# Document excerpt
Framery co-working spaces
Pod makers such as Framery benefited from the growth of tech start-ups, which sought short-term, adaptable offices to accommodate rapid growth or failure

But the effort gave Hällfors’s company, Framery, a head start as the trend for modular furnishings started to take off. It took the company until 2014 to hit revenues of €1mn; five years later the company reported it had passed €100mn and, by 2023, its annual revenue, with distribution in 74 countries, was about €150mn.

Framery and its competitors benefited from another business shift of the 2010s and 2020s. Boosted by low interest rates and new technologies, the world of tech start-ups grew, demanding more short-term, adaptable workspace to accommodate rapid growth or failure. Co-working spaces made it their business to offer a better working environment than others, offering greater flexibility for more traditional businesses, too, and raising expectations on design.

Real estate group JLL predicts that 30 per cent of office space will be flexible in some form by 2030. “[Employers] would have conventionally moved in and taken a lease of 10-20 years. We’re now taking shorter leases, so there needs to be a more flexible space,” says Gary Helm, founder of London office design studio Obo.

Obo is the UK distributor for OmniRoom: a modular system of aluminium parts clicked together to build rooms of different sizes, manufactured by acoustics specialist Mute. Helm calls this “modular architecture, adaptive architecture”. In the two years to 2023, he says, Mute’s revenue has grown 230 per cent. “If you need to build some walls, it might be only for a few years, and you might need to change them if you need more meeting rooms after two.”

OmniRoom
OmniRoom is made up of parts that click together to build rooms. The flexibility of such modular systems can help to avoid the waste associated with rebuilding traditional office spaces

Much of the technology behind modular furniture innovations was originally used in facilities for young people with special educational needs, says Nook director David O’Coimin. The company specialises in “huddle pods” for meetings and solo booths that create more private space in busy offices.

Features such as twinkling lights were developed in sensory rooms, for children with autism who can feel overwhelmed by busy environments. Adjustable lighting used to help people with ADHD and dyslexia has been shown to have a “profound effect on how the brain processes information” in neurotypical people too, says O’Coimin.

# Exercise instructions
(a) According to the modular workspace article, what was Framery's annual revenue by 2023?
(b) List every company named in the modular workspace article.
(c) Reproduce the modular workspace article from "But the effort" to "was about €150mn.".
The entries have no role in this work.

# Input data
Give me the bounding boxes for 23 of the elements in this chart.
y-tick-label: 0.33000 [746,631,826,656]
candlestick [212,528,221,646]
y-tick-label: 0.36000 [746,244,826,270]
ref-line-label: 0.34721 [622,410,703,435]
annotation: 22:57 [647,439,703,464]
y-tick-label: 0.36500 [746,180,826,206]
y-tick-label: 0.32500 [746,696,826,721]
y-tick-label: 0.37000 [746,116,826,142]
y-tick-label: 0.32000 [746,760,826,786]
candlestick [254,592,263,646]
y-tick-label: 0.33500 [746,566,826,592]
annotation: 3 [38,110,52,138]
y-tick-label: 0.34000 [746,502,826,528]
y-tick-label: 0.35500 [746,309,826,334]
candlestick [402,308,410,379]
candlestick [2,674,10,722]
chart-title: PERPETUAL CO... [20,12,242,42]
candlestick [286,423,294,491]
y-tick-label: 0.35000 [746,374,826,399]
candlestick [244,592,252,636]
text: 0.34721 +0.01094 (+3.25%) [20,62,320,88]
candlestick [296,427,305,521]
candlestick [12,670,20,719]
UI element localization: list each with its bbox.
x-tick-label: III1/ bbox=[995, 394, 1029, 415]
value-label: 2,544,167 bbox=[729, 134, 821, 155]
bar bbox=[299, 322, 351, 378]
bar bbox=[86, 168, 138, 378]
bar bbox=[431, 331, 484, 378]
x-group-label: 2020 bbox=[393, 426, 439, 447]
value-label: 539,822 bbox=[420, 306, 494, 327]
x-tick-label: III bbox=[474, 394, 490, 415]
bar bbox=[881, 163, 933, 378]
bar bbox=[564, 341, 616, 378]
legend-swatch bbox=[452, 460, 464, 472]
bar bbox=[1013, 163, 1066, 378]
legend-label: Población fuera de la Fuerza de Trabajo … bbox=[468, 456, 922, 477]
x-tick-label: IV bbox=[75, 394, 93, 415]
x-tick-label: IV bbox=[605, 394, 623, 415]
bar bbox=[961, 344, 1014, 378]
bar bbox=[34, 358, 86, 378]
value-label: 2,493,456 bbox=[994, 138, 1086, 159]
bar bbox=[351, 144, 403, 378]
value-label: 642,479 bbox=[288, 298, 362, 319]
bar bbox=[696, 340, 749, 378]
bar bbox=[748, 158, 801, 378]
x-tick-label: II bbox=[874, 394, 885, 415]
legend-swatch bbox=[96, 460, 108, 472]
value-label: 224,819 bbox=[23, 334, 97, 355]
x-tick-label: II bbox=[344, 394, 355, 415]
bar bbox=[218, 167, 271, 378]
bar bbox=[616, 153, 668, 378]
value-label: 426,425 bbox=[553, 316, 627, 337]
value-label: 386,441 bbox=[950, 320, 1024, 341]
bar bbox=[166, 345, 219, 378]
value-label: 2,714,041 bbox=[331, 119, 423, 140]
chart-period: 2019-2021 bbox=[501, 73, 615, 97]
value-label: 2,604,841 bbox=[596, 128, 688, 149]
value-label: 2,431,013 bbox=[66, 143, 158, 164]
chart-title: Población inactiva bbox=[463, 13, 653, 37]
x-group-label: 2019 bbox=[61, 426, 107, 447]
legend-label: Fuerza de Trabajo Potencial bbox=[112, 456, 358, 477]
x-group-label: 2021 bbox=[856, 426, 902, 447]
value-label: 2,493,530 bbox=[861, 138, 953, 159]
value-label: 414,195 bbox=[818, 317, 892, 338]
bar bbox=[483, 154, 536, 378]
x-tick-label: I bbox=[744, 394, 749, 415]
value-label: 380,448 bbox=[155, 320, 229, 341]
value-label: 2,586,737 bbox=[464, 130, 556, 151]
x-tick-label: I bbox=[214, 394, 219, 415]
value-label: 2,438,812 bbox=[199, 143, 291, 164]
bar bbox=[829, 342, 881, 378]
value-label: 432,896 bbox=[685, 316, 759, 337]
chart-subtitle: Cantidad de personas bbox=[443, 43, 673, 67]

# List of solutions
(a) About €150mn

(b) Framery, JLL, Obo, Mute, Nook

(c)
But the effort gave Hällfors’s company, Framery, a head start as the trend for modular furnishings started to take off. It took the company until 2014 to hit revenues of €1mn; five years later the company reported it had passed €100mn and, by 2023, its annual revenue, with distribution in 74 countries, was about €150mn.